▶ [WHAT IS EXPECTED]
Each entry below is to be transcribed exactly.

Recorded data:
....
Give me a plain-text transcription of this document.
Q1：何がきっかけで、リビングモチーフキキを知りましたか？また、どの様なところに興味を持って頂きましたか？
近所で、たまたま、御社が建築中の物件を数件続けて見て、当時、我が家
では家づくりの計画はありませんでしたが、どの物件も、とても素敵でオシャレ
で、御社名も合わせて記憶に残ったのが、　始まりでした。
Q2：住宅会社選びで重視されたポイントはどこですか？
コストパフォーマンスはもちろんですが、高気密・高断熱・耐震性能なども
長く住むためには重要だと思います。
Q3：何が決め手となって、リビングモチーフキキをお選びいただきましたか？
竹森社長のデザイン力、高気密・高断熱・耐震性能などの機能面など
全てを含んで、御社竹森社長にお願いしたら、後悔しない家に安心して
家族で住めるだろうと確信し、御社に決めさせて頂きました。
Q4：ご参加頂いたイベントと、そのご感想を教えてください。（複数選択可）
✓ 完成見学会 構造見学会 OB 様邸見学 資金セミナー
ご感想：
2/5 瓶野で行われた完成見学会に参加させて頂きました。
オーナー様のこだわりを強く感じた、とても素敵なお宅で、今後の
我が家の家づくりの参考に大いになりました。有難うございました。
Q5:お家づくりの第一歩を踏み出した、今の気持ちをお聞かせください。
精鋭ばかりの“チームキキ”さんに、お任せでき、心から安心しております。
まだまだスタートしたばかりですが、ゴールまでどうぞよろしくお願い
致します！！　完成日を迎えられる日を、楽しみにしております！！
....
▶ [EXERCISE OUTPUT]
Give me a plain-text transcription of this document.
Q1：何がきっかけで、リビングモチーフキキを知りましたか？また、どの様なところに興味を持って頂きましたか？
近所で、たまたま、御社が建築中の物件を数件続けて見て、当時、我が家
では家づくりの計画はありませんでしたが、どの物件も、とても素敵でオシャレ
で、御社名も合わせて記憶に残ったのが、　始まりでした。
Q2：住宅会社選びで重視されたポイントはどこですか？
コストパフォーマンスはもちろんですが、高気密・高断熱・耐震性能なども
長く住むためには重要だと思います。
Q3：何が決め手となって、リビングモチーフキキをお選びいただきましたか？
竹森社長のデザイン力、高気密・高断熱・耐震性能などの機能面など
全てを含んで、御社竹森社長にお願いしたら、後悔しない家に安心して
家族で住めるだろうと確信し、御社に決めさせて頂きました。
Q4：ご参加頂いたイベントと、そのご感想を教えてください。（複数選択可）
✓ 完成見学会 構造見学会 OB 様邸見学 資金セミナー
ご感想：
2/5 瓶野で行われた完成見学会に参加させて頂きました。
オーナー様のこだわりを強く感じた、とても素敵なお宅で、今後の
我が家の家づくりの参考に大いになりました。有難うございました。
Q5:お家づくりの第一歩を踏み出した、今の気持ちをお聞かせください。
精鋭ばかりの“チームキキ”さんに、お任せでき、心から安心しております。
まだまだスタートしたばかりですが、ゴールまでどうぞよろしくお願い
致します！！　完成日を迎えられる日を、楽しみにしております！！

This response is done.